■ Given data ■
---*---
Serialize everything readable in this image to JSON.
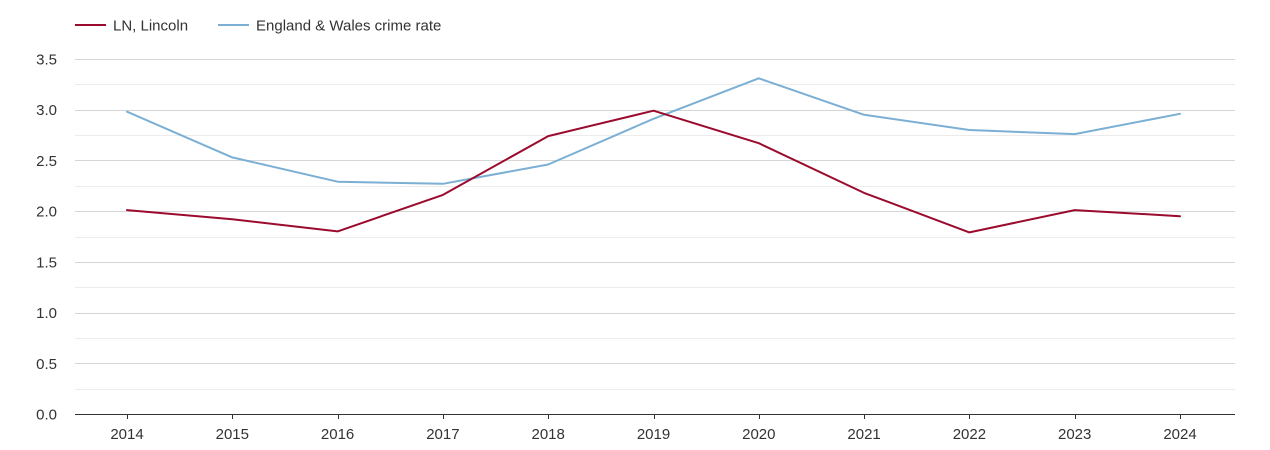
{
  "chart_data": {
    "type": "line",
    "title": "",
    "xlabel": "",
    "ylabel": "",
    "categories": [
      "2014",
      "2015",
      "2016",
      "2017",
      "2018",
      "2019",
      "2020",
      "2021",
      "2022",
      "2023",
      "2024"
    ],
    "ylim": [
      0,
      3.5
    ],
    "yticks": [
      "0.0",
      "0.5",
      "1.0",
      "1.5",
      "2.0",
      "2.5",
      "3.0",
      "3.5"
    ],
    "grid": true,
    "legend_position": "top-left",
    "series": [
      {
        "name": "LN, Lincoln",
        "color": "#9b0b2e",
        "values": [
          2.01,
          1.92,
          1.8,
          2.16,
          2.74,
          2.99,
          2.67,
          2.18,
          1.79,
          2.01,
          1.95
        ]
      },
      {
        "name": "England & Wales crime rate",
        "color": "#7bafd4",
        "values": [
          2.98,
          2.53,
          2.29,
          2.27,
          2.46,
          2.91,
          3.31,
          2.95,
          2.8,
          2.76,
          2.96
        ]
      }
    ]
  }
}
---*---
■ Directions ■
Write out the material above again, word for word, minus its pictures.

■ Complete answer ■
Serialize everything readable in this image to JSON.
{
  "chart_data": {
    "type": "line",
    "title": "",
    "xlabel": "",
    "ylabel": "",
    "categories": [
      "2014",
      "2015",
      "2016",
      "2017",
      "2018",
      "2019",
      "2020",
      "2021",
      "2022",
      "2023",
      "2024"
    ],
    "ylim": [
      0,
      3.5
    ],
    "yticks": [
      "0.0",
      "0.5",
      "1.0",
      "1.5",
      "2.0",
      "2.5",
      "3.0",
      "3.5"
    ],
    "grid": true,
    "legend_position": "top-left",
    "series": [
      {
        "name": "LN, Lincoln",
        "color": "#9b0b2e",
        "values": [
          2.01,
          1.92,
          1.8,
          2.16,
          2.74,
          2.99,
          2.67,
          2.18,
          1.79,
          2.01,
          1.95
        ]
      },
      {
        "name": "England & Wales crime rate",
        "color": "#7bafd4",
        "values": [
          2.98,
          2.53,
          2.29,
          2.27,
          2.46,
          2.91,
          3.31,
          2.95,
          2.8,
          2.76,
          2.96
        ]
      }
    ]
  }
}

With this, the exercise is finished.